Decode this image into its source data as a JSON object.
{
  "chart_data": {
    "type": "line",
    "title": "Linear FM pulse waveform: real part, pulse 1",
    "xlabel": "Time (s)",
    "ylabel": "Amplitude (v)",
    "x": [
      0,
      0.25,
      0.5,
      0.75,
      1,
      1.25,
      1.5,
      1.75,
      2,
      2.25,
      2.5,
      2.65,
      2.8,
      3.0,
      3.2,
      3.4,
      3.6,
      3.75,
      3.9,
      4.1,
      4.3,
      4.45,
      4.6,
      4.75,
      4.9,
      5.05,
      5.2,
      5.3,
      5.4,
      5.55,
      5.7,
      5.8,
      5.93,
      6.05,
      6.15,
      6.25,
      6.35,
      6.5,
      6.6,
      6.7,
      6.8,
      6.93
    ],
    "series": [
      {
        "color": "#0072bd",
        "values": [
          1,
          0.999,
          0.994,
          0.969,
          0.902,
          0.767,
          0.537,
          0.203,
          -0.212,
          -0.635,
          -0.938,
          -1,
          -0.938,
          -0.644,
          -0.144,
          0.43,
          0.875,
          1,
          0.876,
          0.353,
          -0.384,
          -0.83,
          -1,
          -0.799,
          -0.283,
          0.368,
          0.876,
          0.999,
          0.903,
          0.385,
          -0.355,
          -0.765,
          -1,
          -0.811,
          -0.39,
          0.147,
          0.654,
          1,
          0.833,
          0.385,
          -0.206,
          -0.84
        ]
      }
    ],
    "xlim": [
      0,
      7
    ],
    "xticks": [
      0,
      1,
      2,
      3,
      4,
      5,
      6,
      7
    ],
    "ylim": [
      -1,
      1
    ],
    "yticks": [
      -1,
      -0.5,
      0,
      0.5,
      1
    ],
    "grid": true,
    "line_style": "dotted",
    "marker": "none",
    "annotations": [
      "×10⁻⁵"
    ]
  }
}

-------

Task prompt: Return the entries above exactly, each one complete.

Task response:
Decode this image into its source data as a JSON object.
{
  "chart_data": {
    "type": "line",
    "title": "Linear FM pulse waveform: real part, pulse 1",
    "xlabel": "Time (s)",
    "ylabel": "Amplitude (v)",
    "x": [
      0,
      0.25,
      0.5,
      0.75,
      1,
      1.25,
      1.5,
      1.75,
      2,
      2.25,
      2.5,
      2.65,
      2.8,
      3.0,
      3.2,
      3.4,
      3.6,
      3.75,
      3.9,
      4.1,
      4.3,
      4.45,
      4.6,
      4.75,
      4.9,
      5.05,
      5.2,
      5.3,
      5.4,
      5.55,
      5.7,
      5.8,
      5.93,
      6.05,
      6.15,
      6.25,
      6.35,
      6.5,
      6.6,
      6.7,
      6.8,
      6.93
    ],
    "series": [
      {
        "color": "#0072bd",
        "values": [
          1,
          0.999,
          0.994,
          0.969,
          0.902,
          0.767,
          0.537,
          0.203,
          -0.212,
          -0.635,
          -0.938,
          -1,
          -0.938,
          -0.644,
          -0.144,
          0.43,
          0.875,
          1,
          0.876,
          0.353,
          -0.384,
          -0.83,
          -1,
          -0.799,
          -0.283,
          0.368,
          0.876,
          0.999,
          0.903,
          0.385,
          -0.355,
          -0.765,
          -1,
          -0.811,
          -0.39,
          0.147,
          0.654,
          1,
          0.833,
          0.385,
          -0.206,
          -0.84
        ]
      }
    ],
    "xlim": [
      0,
      7
    ],
    "xticks": [
      0,
      1,
      2,
      3,
      4,
      5,
      6,
      7
    ],
    "ylim": [
      -1,
      1
    ],
    "yticks": [
      -1,
      -0.5,
      0,
      0.5,
      1
    ],
    "grid": true,
    "line_style": "dotted",
    "marker": "none",
    "annotations": [
      "×10⁻⁵"
    ]
  }
}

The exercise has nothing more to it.